● **EXERCISE BRIEF**
Reproduce the entries in full, with no changes.

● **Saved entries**
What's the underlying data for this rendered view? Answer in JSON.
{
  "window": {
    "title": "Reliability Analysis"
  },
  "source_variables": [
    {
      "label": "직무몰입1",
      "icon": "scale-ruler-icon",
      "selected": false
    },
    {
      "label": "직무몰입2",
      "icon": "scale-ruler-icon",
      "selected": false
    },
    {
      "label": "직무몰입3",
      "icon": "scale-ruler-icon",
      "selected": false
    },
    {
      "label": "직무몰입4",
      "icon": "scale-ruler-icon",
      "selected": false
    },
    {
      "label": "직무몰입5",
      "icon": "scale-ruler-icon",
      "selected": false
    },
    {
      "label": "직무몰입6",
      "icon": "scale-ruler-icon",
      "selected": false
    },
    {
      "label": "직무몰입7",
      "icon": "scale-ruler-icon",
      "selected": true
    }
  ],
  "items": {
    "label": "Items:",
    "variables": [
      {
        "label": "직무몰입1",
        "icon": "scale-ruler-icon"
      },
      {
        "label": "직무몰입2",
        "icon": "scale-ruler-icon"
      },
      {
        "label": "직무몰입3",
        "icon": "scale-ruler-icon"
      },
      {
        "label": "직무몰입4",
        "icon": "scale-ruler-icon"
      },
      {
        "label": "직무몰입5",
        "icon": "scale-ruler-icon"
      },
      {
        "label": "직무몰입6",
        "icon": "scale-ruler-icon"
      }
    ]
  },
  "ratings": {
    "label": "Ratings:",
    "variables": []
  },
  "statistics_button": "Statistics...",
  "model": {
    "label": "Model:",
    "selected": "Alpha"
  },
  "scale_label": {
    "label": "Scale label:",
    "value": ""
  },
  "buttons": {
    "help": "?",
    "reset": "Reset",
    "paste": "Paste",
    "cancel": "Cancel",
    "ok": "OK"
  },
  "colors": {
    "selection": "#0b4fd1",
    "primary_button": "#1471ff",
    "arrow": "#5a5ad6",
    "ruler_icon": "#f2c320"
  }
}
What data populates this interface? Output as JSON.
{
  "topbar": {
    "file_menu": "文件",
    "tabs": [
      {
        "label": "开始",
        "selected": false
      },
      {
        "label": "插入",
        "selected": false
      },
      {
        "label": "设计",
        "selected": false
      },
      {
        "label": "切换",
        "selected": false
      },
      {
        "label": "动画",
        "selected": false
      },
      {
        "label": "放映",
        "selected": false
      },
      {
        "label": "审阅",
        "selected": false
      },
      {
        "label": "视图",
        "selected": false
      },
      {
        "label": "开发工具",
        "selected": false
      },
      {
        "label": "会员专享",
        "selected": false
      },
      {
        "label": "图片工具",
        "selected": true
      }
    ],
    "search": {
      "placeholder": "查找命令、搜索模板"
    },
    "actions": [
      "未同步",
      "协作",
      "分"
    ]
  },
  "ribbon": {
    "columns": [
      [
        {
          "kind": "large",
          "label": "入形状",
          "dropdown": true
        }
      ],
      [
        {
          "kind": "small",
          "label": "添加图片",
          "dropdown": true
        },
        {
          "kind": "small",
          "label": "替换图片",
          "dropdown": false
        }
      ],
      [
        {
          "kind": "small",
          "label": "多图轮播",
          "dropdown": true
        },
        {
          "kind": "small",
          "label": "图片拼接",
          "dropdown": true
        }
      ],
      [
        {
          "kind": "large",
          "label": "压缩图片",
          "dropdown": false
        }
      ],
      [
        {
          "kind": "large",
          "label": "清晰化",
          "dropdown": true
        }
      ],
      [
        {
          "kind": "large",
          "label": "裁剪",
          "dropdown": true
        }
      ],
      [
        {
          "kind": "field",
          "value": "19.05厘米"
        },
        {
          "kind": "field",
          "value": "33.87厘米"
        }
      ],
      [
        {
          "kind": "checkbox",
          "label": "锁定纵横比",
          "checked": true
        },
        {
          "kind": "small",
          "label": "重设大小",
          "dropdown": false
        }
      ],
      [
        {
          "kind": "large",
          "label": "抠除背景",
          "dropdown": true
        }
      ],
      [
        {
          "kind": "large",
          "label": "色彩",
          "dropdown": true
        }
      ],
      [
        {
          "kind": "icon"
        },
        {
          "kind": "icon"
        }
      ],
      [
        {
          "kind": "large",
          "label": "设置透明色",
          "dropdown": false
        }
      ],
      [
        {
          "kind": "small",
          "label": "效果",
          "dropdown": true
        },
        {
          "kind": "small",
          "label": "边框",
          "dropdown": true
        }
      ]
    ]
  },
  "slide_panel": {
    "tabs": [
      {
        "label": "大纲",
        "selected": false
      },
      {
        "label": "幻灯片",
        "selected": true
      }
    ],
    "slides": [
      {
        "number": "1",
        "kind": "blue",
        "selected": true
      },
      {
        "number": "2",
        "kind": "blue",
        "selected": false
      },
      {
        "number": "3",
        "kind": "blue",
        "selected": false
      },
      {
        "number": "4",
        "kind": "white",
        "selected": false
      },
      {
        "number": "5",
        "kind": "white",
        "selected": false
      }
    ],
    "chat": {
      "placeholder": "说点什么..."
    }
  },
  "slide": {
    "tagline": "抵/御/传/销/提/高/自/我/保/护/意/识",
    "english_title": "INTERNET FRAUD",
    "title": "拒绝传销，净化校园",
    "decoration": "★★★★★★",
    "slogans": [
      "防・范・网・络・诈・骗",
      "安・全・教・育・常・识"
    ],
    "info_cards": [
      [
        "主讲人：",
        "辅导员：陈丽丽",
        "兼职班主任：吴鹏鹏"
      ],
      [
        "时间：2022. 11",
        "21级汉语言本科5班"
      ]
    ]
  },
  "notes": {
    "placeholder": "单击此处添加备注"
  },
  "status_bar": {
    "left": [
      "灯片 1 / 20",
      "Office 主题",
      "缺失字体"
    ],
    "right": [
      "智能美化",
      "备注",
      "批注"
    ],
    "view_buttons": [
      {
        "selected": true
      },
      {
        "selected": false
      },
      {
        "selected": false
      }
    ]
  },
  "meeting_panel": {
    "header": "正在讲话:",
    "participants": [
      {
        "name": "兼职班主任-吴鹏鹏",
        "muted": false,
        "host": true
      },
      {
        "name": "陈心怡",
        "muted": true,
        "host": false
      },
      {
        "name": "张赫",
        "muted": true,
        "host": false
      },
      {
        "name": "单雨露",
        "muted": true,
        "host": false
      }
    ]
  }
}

● **EXPECTED ANSWER**
What's the underlying data for this rendered view? Answer in JSON.
{
  "window": {
    "title": "Reliability Analysis"
  },
  "source_variables": [
    {
      "label": "직무몰입1",
      "icon": "scale-ruler-icon",
      "selected": false
    },
    {
      "label": "직무몰입2",
      "icon": "scale-ruler-icon",
      "selected": false
    },
    {
      "label": "직무몰입3",
      "icon": "scale-ruler-icon",
      "selected": false
    },
    {
      "label": "직무몰입4",
      "icon": "scale-ruler-icon",
      "selected": false
    },
    {
      "label": "직무몰입5",
      "icon": "scale-ruler-icon",
      "selected": false
    },
    {
      "label": "직무몰입6",
      "icon": "scale-ruler-icon",
      "selected": false
    },
    {
      "label": "직무몰입7",
      "icon": "scale-ruler-icon",
      "selected": true
    }
  ],
  "items": {
    "label": "Items:",
    "variables": [
      {
        "label": "직무몰입1",
        "icon": "scale-ruler-icon"
      },
      {
        "label": "직무몰입2",
        "icon": "scale-ruler-icon"
      },
      {
        "label": "직무몰입3",
        "icon": "scale-ruler-icon"
      },
      {
        "label": "직무몰입4",
        "icon": "scale-ruler-icon"
      },
      {
        "label": "직무몰입5",
        "icon": "scale-ruler-icon"
      },
      {
        "label": "직무몰입6",
        "icon": "scale-ruler-icon"
      }
    ]
  },
  "ratings": {
    "label": "Ratings:",
    "variables": []
  },
  "statistics_button": "Statistics...",
  "model": {
    "label": "Model:",
    "selected": "Alpha"
  },
  "scale_label": {
    "label": "Scale label:",
    "value": ""
  },
  "buttons": {
    "help": "?",
    "reset": "Reset",
    "paste": "Paste",
    "cancel": "Cancel",
    "ok": "OK"
  },
  "colors": {
    "selection": "#0b4fd1",
    "primary_button": "#1471ff",
    "arrow": "#5a5ad6",
    "ruler_icon": "#f2c320"
  }
}
What data populates this interface? Output as JSON.
{
  "topbar": {
    "file_menu": "文件",
    "tabs": [
      {
        "label": "开始",
        "selected": false
      },
      {
        "label": "插入",
        "selected": false
      },
      {
        "label": "设计",
        "selected": false
      },
      {
        "label": "切换",
        "selected": false
      },
      {
        "label": "动画",
        "selected": false
      },
      {
        "label": "放映",
        "selected": false
      },
      {
        "label": "审阅",
        "selected": false
      },
      {
        "label": "视图",
        "selected": false
      },
      {
        "label": "开发工具",
        "selected": false
      },
      {
        "label": "会员专享",
        "selected": false
      },
      {
        "label": "图片工具",
        "selected": true
      }
    ],
    "search": {
      "placeholder": "查找命令、搜索模板"
    },
    "actions": [
      "未同步",
      "协作",
      "分"
    ]
  },
  "ribbon": {
    "columns": [
      [
        {
          "kind": "large",
          "label": "入形状",
          "dropdown": true
        }
      ],
      [
        {
          "kind": "small",
          "label": "添加图片",
          "dropdown": true
        },
        {
          "kind": "small",
          "label": "替换图片",
          "dropdown": false
        }
      ],
      [
        {
          "kind": "small",
          "label": "多图轮播",
          "dropdown": true
        },
        {
          "kind": "small",
          "label": "图片拼接",
          "dropdown": true
        }
      ],
      [
        {
          "kind": "large",
          "label": "压缩图片",
          "dropdown": false
        }
      ],
      [
        {
          "kind": "large",
          "label": "清晰化",
          "dropdown": true
        }
      ],
      [
        {
          "kind": "large",
          "label": "裁剪",
          "dropdown": true
        }
      ],
      [
        {
          "kind": "field",
          "value": "19.05厘米"
        },
        {
          "kind": "field",
          "value": "33.87厘米"
        }
      ],
      [
        {
          "kind": "checkbox",
          "label": "锁定纵横比",
          "checked": true
        },
        {
          "kind": "small",
          "label": "重设大小",
          "dropdown": false
        }
      ],
      [
        {
          "kind": "large",
          "label": "抠除背景",
          "dropdown": true
        }
      ],
      [
        {
          "kind": "large",
          "label": "色彩",
          "dropdown": true
        }
      ],
      [
        {
          "kind": "icon"
        },
        {
          "kind": "icon"
        }
      ],
      [
        {
          "kind": "large",
          "label": "设置透明色",
          "dropdown": false
        }
      ],
      [
        {
          "kind": "small",
          "label": "效果",
          "dropdown": true
        },
        {
          "kind": "small",
          "label": "边框",
          "dropdown": true
        }
      ]
    ]
  },
  "slide_panel": {
    "tabs": [
      {
        "label": "大纲",
        "selected": false
      },
      {
        "label": "幻灯片",
        "selected": true
      }
    ],
    "slides": [
      {
        "number": "1",
        "kind": "blue",
        "selected": true
      },
      {
        "number": "2",
        "kind": "blue",
        "selected": false
      },
      {
        "number": "3",
        "kind": "blue",
        "selected": false
      },
      {
        "number": "4",
        "kind": "white",
        "selected": false
      },
      {
        "number": "5",
        "kind": "white",
        "selected": false
      }
    ],
    "chat": {
      "placeholder": "说点什么..."
    }
  },
  "slide": {
    "tagline": "抵/御/传/销/提/高/自/我/保/护/意/识",
    "english_title": "INTERNET FRAUD",
    "title": "拒绝传销，净化校园",
    "decoration": "★★★★★★",
    "slogans": [
      "防・范・网・络・诈・骗",
      "安・全・教・育・常・识"
    ],
    "info_cards": [
      [
        "主讲人：",
        "辅导员：陈丽丽",
        "兼职班主任：吴鹏鹏"
      ],
      [
        "时间：2022. 11",
        "21级汉语言本科5班"
      ]
    ]
  },
  "notes": {
    "placeholder": "单击此处添加备注"
  },
  "status_bar": {
    "left": [
      "灯片 1 / 20",
      "Office 主题",
      "缺失字体"
    ],
    "right": [
      "智能美化",
      "备注",
      "批注"
    ],
    "view_buttons": [
      {
        "selected": true
      },
      {
        "selected": false
      },
      {
        "selected": false
      }
    ]
  },
  "meeting_panel": {
    "header": "正在讲话:",
    "participants": [
      {
        "name": "兼职班主任-吴鹏鹏",
        "muted": false,
        "host": true
      },
      {
        "name": "陈心怡",
        "muted": true,
        "host": false
      },
      {
        "name": "张赫",
        "muted": true,
        "host": false
      },
      {
        "name": "单雨露",
        "muted": true,
        "host": false
      }
    ]
  }
}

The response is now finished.